[Data listing]

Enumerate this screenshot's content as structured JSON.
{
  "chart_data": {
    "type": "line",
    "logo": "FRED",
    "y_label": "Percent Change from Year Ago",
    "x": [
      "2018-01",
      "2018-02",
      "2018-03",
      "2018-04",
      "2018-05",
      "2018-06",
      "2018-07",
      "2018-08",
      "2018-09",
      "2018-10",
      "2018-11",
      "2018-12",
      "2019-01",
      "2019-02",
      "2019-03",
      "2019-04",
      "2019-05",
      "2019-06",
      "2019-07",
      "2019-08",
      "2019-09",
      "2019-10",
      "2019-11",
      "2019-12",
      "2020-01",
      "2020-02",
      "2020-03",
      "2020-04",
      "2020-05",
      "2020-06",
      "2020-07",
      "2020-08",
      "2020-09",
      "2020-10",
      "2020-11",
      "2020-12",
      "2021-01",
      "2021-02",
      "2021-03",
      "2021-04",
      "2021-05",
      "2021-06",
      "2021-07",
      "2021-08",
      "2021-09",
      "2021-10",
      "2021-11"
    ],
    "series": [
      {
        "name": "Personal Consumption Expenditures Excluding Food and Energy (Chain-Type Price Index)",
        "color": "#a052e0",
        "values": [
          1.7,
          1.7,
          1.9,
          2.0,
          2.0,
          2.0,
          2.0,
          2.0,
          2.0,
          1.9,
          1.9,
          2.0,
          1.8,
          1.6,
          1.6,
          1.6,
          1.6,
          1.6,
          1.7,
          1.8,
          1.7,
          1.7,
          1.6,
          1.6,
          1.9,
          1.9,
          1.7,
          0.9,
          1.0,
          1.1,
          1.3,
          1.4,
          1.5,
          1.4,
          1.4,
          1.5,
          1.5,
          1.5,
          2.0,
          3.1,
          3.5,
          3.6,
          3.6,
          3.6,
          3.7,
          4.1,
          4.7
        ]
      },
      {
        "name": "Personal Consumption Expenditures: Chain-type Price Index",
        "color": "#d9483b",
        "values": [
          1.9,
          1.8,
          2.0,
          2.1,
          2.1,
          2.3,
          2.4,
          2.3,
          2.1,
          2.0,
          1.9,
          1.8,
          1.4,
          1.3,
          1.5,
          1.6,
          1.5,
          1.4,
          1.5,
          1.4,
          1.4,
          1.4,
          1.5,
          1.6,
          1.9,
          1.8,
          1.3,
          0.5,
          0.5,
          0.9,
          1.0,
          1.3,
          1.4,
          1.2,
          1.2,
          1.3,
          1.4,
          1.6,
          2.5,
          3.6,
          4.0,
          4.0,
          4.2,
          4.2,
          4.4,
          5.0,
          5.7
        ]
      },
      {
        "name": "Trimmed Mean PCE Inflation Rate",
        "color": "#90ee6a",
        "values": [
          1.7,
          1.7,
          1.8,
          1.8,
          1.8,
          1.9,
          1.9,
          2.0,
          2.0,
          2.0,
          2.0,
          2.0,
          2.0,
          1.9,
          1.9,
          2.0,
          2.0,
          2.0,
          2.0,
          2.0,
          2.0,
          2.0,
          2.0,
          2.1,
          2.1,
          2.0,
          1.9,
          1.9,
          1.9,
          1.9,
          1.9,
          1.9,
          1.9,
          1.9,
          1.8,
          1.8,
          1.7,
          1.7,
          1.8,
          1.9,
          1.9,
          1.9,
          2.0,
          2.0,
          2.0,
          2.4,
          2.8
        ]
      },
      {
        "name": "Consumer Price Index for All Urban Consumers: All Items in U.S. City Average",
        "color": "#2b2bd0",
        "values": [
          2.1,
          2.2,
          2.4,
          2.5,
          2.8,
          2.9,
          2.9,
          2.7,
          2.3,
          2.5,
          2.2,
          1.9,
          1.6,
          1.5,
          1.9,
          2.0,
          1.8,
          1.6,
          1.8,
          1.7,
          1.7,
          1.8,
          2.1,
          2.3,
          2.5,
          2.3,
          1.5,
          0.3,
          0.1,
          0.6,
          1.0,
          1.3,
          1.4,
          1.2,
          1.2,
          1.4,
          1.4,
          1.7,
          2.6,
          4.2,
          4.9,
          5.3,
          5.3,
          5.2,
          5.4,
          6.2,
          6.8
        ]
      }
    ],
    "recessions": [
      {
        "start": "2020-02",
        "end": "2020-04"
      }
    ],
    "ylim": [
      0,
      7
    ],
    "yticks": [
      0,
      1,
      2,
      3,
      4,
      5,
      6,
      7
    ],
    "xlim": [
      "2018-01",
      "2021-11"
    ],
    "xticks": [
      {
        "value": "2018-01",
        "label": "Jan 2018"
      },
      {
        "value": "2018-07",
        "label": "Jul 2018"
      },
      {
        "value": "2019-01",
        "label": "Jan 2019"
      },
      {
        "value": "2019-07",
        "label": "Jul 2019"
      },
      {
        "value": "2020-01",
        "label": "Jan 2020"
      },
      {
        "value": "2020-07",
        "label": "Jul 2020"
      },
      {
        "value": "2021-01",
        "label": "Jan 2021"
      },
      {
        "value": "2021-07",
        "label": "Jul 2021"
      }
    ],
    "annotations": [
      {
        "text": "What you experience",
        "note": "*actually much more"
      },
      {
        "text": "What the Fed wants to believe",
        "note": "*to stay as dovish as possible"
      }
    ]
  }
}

==

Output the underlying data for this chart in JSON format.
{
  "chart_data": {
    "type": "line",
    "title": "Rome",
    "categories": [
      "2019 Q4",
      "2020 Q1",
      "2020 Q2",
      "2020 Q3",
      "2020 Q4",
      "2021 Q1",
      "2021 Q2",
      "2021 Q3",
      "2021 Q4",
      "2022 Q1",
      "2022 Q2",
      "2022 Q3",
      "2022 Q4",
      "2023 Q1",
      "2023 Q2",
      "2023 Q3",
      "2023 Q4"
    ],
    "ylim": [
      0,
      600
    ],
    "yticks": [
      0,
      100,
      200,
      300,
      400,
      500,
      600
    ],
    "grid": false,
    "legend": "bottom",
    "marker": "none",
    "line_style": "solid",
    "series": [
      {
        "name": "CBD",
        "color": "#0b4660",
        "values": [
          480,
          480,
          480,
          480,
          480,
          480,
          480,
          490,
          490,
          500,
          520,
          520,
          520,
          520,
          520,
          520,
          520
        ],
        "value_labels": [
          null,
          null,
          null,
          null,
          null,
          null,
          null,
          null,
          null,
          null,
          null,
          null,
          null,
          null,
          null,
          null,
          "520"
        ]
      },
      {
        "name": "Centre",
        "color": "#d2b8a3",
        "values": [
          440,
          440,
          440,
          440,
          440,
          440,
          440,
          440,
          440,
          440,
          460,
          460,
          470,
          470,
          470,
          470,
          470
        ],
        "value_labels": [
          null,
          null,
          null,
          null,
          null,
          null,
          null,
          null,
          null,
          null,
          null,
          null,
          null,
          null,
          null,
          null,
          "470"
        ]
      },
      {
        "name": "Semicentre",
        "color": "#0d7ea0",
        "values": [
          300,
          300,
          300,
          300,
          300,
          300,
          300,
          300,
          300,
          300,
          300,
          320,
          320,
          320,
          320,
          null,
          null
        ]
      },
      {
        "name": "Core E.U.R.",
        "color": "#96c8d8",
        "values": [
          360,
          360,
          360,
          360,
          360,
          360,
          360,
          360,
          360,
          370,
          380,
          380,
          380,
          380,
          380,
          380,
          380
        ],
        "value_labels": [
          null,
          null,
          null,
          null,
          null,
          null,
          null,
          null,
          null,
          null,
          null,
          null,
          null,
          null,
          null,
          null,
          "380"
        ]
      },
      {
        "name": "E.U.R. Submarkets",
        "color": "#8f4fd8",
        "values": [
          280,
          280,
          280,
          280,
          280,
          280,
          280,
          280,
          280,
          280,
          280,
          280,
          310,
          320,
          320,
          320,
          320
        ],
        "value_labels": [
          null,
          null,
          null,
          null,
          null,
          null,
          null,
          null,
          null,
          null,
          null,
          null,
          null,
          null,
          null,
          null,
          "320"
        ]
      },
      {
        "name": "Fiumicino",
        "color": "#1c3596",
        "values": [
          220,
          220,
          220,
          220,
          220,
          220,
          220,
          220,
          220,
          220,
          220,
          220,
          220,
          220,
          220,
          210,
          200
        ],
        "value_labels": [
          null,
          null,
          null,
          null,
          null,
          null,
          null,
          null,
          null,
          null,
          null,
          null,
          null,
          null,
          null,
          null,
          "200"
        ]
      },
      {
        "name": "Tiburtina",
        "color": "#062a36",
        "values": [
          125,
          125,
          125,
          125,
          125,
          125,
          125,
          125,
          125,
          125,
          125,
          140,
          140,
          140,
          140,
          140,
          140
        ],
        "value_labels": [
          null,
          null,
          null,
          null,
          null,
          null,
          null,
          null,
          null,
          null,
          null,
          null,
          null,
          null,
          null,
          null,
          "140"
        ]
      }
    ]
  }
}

#### [Description of the task]
Show all lines in the entries above where the string "Personal" appears.

#### [Written solution]
        "name": "Personal Consumption Expenditures Excluding Food and Energy (Chain-Type Price Index)",
        "name": "Personal Consumption Expenditures: Chain-type Price Index",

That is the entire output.